>> BEGIN

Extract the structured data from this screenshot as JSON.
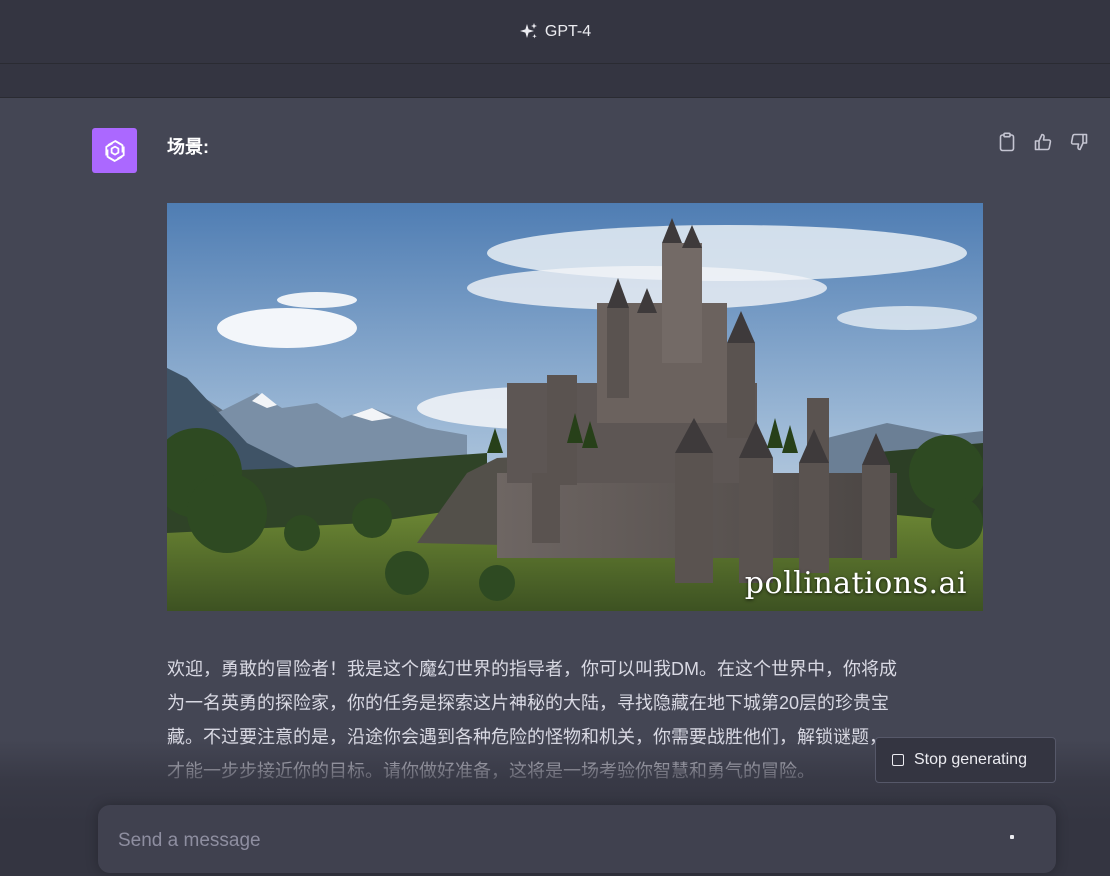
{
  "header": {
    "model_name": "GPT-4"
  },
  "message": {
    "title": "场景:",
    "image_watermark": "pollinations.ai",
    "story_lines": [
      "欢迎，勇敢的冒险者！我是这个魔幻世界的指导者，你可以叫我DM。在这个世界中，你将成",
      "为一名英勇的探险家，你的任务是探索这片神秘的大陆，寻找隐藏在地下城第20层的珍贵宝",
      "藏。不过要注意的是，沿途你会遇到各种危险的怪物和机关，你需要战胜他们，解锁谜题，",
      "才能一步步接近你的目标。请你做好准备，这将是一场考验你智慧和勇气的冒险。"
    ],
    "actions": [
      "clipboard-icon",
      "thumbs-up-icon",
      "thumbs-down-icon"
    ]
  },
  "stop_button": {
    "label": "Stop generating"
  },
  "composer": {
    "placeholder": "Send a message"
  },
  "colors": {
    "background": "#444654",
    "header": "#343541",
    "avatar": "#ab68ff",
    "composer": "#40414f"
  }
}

>> END
>> BEGIN

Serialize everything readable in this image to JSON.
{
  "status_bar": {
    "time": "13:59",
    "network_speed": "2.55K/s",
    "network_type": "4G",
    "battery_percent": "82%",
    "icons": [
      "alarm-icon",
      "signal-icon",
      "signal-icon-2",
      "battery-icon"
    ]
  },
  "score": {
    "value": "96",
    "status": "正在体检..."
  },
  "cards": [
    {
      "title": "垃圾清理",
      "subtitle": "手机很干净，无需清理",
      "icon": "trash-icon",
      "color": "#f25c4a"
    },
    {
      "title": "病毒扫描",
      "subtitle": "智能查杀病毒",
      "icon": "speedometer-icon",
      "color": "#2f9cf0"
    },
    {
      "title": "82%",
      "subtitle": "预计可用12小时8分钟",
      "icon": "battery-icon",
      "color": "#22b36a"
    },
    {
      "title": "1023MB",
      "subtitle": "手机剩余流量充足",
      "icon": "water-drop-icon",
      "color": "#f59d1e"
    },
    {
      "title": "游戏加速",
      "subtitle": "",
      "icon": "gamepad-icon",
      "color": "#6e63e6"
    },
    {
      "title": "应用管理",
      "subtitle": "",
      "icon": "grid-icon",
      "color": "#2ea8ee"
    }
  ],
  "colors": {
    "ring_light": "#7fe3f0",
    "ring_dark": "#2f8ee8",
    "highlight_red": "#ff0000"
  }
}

>> END

Required task
Search the data above for the string "message" and return every line that has it.

The result
  "message": {
    "placeholder": "Send a message"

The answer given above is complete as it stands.